Data tied to figure images ::
>> begin
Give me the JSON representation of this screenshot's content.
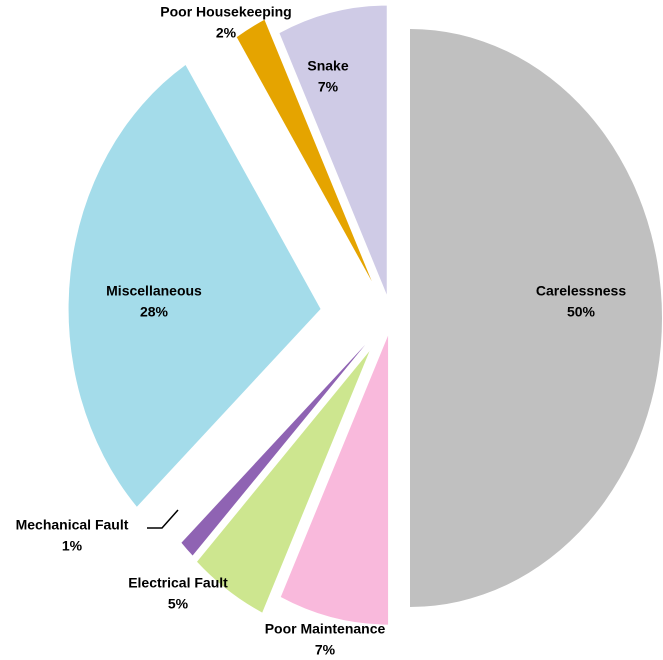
{
  "chart_data": {
    "type": "pie",
    "categories": [
      "Carelessness",
      "Poor Maintenance",
      "Electrical Fault",
      "Mechanical Fault",
      "Miscellaneous",
      "Poor Housekeeping",
      "Snake"
    ],
    "values": [
      50,
      7,
      5,
      1,
      28,
      2,
      7
    ],
    "value_labels": [
      "50%",
      "7%",
      "5%",
      "1%",
      "28%",
      "2%",
      "7%"
    ],
    "colors": [
      "#c0c0c0",
      "#f9b9dc",
      "#cde68f",
      "#8f63b3",
      "#a4dcea",
      "#e5a400",
      "#cfcbe6"
    ]
  }
}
>> end
Your instructions ::
Return the whole listing, word for word, and leave out every picture.

Result of the exercise ::
Give me the JSON representation of this screenshot's content.
{
  "chart_data": {
    "type": "pie",
    "categories": [
      "Carelessness",
      "Poor Maintenance",
      "Electrical Fault",
      "Mechanical Fault",
      "Miscellaneous",
      "Poor Housekeeping",
      "Snake"
    ],
    "values": [
      50,
      7,
      5,
      1,
      28,
      2,
      7
    ],
    "value_labels": [
      "50%",
      "7%",
      "5%",
      "1%",
      "28%",
      "2%",
      "7%"
    ],
    "colors": [
      "#c0c0c0",
      "#f9b9dc",
      "#cde68f",
      "#8f63b3",
      "#a4dcea",
      "#e5a400",
      "#cfcbe6"
    ]
  }
}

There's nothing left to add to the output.